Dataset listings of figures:
________

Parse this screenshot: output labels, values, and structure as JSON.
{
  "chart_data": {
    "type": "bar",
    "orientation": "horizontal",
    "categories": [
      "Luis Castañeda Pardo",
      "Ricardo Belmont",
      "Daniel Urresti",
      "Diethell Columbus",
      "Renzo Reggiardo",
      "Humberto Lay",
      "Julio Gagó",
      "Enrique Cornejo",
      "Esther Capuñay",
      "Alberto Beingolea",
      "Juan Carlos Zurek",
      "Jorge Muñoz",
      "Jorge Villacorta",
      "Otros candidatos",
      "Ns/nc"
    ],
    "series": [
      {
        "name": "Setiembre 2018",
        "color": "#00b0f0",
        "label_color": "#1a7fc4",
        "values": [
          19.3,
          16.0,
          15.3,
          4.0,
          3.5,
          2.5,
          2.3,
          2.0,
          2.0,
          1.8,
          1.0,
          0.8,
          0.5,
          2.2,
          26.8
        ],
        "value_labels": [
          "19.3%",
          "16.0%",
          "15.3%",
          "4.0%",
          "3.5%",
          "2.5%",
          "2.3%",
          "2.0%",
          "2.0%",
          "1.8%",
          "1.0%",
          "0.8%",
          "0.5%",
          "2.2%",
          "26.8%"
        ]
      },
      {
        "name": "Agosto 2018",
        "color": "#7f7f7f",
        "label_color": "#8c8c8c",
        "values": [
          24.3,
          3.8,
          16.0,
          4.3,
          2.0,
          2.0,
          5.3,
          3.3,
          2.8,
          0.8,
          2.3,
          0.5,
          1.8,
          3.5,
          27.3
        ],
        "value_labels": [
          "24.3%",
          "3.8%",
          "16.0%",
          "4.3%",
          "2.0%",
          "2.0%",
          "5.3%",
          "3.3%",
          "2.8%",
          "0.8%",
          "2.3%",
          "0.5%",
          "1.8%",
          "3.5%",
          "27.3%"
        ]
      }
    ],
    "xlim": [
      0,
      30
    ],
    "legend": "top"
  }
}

________

WHAT THIS TASK INVOLVES
Print the listing above in its entirety, with every line exact.

FINISHED TASK
Parse this screenshot: output labels, values, and structure as JSON.
{
  "chart_data": {
    "type": "bar",
    "orientation": "horizontal",
    "categories": [
      "Luis Castañeda Pardo",
      "Ricardo Belmont",
      "Daniel Urresti",
      "Diethell Columbus",
      "Renzo Reggiardo",
      "Humberto Lay",
      "Julio Gagó",
      "Enrique Cornejo",
      "Esther Capuñay",
      "Alberto Beingolea",
      "Juan Carlos Zurek",
      "Jorge Muñoz",
      "Jorge Villacorta",
      "Otros candidatos",
      "Ns/nc"
    ],
    "series": [
      {
        "name": "Setiembre 2018",
        "color": "#00b0f0",
        "label_color": "#1a7fc4",
        "values": [
          19.3,
          16.0,
          15.3,
          4.0,
          3.5,
          2.5,
          2.3,
          2.0,
          2.0,
          1.8,
          1.0,
          0.8,
          0.5,
          2.2,
          26.8
        ],
        "value_labels": [
          "19.3%",
          "16.0%",
          "15.3%",
          "4.0%",
          "3.5%",
          "2.5%",
          "2.3%",
          "2.0%",
          "2.0%",
          "1.8%",
          "1.0%",
          "0.8%",
          "0.5%",
          "2.2%",
          "26.8%"
        ]
      },
      {
        "name": "Agosto 2018",
        "color": "#7f7f7f",
        "label_color": "#8c8c8c",
        "values": [
          24.3,
          3.8,
          16.0,
          4.3,
          2.0,
          2.0,
          5.3,
          3.3,
          2.8,
          0.8,
          2.3,
          0.5,
          1.8,
          3.5,
          27.3
        ],
        "value_labels": [
          "24.3%",
          "3.8%",
          "16.0%",
          "4.3%",
          "2.0%",
          "2.0%",
          "5.3%",
          "3.3%",
          "2.8%",
          "0.8%",
          "2.3%",
          "0.5%",
          "1.8%",
          "3.5%",
          "27.3%"
        ]
      }
    ],
    "xlim": [
      0,
      30
    ],
    "legend": "top"
  }
}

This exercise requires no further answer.